### DO THIS
Report, as a bare number, how many lines of the material below contain the word "Dividend".

++++

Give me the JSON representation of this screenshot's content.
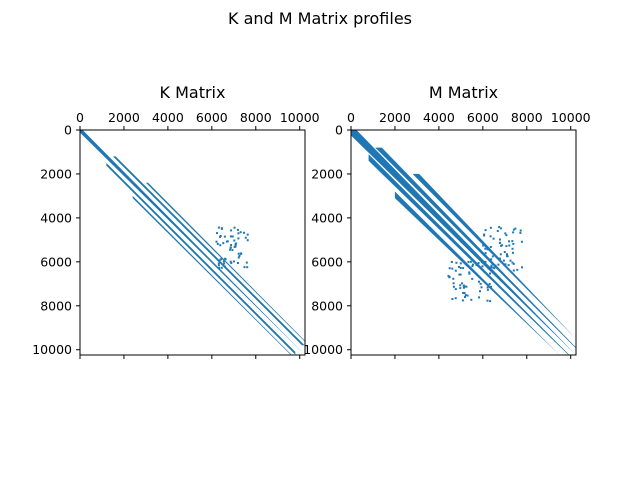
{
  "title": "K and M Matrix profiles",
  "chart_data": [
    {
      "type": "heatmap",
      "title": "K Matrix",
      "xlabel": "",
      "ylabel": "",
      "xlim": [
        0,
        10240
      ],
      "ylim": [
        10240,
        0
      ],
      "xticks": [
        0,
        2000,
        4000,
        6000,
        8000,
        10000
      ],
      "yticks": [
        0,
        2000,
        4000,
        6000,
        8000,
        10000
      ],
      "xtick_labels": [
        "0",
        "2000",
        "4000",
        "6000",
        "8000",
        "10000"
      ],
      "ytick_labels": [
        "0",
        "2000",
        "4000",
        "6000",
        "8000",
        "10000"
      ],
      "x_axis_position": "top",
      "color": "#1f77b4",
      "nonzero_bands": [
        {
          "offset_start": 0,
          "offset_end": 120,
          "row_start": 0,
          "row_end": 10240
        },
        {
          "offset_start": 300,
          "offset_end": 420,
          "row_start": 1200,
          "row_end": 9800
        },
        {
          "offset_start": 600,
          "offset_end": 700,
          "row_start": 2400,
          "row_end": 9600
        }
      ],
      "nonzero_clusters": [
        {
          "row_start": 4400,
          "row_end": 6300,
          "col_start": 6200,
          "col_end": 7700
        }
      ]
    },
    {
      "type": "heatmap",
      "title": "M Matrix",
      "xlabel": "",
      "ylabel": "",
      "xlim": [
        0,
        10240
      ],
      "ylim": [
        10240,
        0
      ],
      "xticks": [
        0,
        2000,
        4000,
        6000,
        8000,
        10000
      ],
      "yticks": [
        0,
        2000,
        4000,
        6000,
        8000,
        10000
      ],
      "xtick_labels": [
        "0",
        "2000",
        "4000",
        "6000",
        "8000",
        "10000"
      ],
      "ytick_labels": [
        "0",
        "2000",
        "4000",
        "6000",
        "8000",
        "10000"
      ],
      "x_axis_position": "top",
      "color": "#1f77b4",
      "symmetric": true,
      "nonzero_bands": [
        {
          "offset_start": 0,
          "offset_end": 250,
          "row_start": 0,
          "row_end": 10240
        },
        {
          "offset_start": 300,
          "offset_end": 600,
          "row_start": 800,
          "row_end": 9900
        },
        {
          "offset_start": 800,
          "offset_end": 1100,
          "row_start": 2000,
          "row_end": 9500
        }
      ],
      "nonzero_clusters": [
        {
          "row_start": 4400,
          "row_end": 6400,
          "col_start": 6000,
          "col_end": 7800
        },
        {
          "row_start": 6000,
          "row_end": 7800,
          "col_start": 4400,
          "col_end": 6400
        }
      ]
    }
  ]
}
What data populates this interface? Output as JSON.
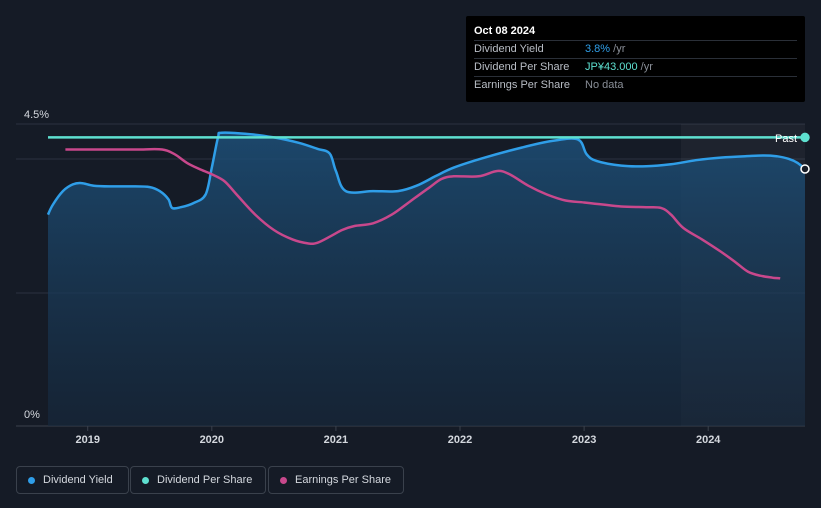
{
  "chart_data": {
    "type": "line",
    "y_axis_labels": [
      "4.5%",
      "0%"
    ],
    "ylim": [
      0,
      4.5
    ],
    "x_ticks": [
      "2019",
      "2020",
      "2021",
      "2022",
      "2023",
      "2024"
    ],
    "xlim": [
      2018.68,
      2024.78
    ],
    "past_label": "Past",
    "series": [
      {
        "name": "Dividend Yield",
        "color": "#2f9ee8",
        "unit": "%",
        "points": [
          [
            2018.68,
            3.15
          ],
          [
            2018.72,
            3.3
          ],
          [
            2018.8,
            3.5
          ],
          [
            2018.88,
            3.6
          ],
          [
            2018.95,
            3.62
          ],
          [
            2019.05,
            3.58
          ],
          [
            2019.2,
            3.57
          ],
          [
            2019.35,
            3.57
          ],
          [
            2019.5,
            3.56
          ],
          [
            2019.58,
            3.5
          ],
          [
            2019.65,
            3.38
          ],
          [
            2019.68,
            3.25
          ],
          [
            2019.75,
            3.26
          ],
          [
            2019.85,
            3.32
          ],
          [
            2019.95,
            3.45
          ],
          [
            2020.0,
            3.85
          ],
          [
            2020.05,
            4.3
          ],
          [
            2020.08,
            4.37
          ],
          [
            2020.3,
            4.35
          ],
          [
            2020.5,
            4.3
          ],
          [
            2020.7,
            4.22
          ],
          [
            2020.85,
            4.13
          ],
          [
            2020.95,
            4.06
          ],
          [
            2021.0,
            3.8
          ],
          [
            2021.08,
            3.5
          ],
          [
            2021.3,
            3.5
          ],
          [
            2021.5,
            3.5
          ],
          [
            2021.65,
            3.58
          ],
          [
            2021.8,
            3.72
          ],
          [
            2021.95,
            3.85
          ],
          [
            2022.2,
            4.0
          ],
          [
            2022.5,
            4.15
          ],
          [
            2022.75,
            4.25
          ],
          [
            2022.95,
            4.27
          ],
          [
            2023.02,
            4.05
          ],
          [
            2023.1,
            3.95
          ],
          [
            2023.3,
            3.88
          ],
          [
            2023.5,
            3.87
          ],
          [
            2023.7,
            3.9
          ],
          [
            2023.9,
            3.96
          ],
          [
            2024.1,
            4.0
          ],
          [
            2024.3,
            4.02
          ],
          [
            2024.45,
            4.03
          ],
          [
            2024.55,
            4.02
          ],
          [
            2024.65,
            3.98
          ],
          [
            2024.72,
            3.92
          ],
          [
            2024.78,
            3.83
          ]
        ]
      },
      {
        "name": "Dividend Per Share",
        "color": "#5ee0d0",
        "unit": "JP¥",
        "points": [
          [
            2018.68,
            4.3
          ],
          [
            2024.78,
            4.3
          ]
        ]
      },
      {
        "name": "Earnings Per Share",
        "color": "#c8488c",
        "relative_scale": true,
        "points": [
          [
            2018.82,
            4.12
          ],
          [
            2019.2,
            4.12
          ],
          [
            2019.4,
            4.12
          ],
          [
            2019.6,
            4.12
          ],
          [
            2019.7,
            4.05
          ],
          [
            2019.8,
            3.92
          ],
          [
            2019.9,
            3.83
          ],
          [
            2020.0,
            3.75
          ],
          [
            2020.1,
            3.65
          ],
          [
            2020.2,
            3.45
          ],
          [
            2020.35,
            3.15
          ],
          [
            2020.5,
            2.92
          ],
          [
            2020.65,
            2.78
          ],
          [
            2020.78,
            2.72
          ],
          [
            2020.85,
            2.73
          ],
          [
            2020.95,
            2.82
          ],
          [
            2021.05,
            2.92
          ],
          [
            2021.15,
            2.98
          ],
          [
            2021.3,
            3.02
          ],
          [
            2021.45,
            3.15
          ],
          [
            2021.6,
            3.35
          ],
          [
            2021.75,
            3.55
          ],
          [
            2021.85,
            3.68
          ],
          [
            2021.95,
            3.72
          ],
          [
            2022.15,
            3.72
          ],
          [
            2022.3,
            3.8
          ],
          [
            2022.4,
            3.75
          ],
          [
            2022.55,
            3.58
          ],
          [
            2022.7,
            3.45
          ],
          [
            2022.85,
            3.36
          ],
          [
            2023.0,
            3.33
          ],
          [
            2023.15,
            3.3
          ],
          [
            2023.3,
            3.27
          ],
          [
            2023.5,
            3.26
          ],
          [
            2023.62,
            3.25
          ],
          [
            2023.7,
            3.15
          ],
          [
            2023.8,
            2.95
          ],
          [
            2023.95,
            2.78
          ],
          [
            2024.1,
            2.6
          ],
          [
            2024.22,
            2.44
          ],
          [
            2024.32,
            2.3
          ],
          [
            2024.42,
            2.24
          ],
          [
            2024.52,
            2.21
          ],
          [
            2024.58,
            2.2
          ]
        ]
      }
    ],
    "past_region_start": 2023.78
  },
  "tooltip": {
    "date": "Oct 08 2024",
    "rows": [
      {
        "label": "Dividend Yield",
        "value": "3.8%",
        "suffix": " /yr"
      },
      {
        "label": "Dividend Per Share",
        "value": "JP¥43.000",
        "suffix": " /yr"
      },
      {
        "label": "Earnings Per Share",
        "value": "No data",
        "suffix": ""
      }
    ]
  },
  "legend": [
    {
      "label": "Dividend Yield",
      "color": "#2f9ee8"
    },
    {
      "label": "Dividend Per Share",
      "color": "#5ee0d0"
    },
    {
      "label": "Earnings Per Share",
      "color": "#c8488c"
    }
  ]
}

++++

### THE REPLY
6